(Extracted data entries)

------

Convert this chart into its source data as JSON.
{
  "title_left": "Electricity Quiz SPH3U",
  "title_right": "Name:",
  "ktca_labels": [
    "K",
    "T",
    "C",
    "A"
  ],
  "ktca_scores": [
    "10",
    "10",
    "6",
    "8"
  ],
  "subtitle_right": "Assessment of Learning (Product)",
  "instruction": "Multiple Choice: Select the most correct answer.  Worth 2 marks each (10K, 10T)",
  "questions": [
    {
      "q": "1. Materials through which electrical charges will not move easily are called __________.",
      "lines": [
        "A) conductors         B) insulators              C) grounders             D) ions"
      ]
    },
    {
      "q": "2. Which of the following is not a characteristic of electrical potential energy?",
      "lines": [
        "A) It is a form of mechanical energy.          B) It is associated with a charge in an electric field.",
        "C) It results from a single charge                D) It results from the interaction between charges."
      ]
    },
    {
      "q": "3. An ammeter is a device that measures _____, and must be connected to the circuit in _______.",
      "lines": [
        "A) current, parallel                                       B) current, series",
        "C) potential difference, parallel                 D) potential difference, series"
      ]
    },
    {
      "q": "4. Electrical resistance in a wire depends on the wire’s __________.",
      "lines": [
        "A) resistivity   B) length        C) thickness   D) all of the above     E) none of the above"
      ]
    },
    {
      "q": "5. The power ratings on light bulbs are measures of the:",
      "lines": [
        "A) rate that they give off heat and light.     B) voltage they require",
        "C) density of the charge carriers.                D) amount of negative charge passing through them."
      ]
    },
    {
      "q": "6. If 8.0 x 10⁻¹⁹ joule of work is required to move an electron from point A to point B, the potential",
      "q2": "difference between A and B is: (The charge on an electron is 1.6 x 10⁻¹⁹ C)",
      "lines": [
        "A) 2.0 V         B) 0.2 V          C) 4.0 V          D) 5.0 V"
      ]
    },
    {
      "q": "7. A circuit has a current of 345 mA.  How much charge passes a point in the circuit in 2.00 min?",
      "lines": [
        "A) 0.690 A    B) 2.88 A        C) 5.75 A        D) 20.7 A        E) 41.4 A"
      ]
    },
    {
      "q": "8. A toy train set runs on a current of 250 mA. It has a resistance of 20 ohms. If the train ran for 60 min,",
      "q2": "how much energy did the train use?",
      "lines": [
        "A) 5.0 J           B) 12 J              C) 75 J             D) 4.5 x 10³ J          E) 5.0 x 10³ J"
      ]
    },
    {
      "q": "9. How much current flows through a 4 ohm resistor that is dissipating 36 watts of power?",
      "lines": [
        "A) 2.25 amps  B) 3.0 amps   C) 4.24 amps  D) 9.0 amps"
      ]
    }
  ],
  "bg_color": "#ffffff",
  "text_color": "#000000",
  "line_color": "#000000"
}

------

PROBLEM DETAILS -
Find each line holding the word "measures" and copy it.

TASK ANSWER -
      "q": "3. An ammeter is a device that measures _____, and must be connected to the circuit in _______.",
      "q": "5. The power ratings on light bulbs are measures of the:",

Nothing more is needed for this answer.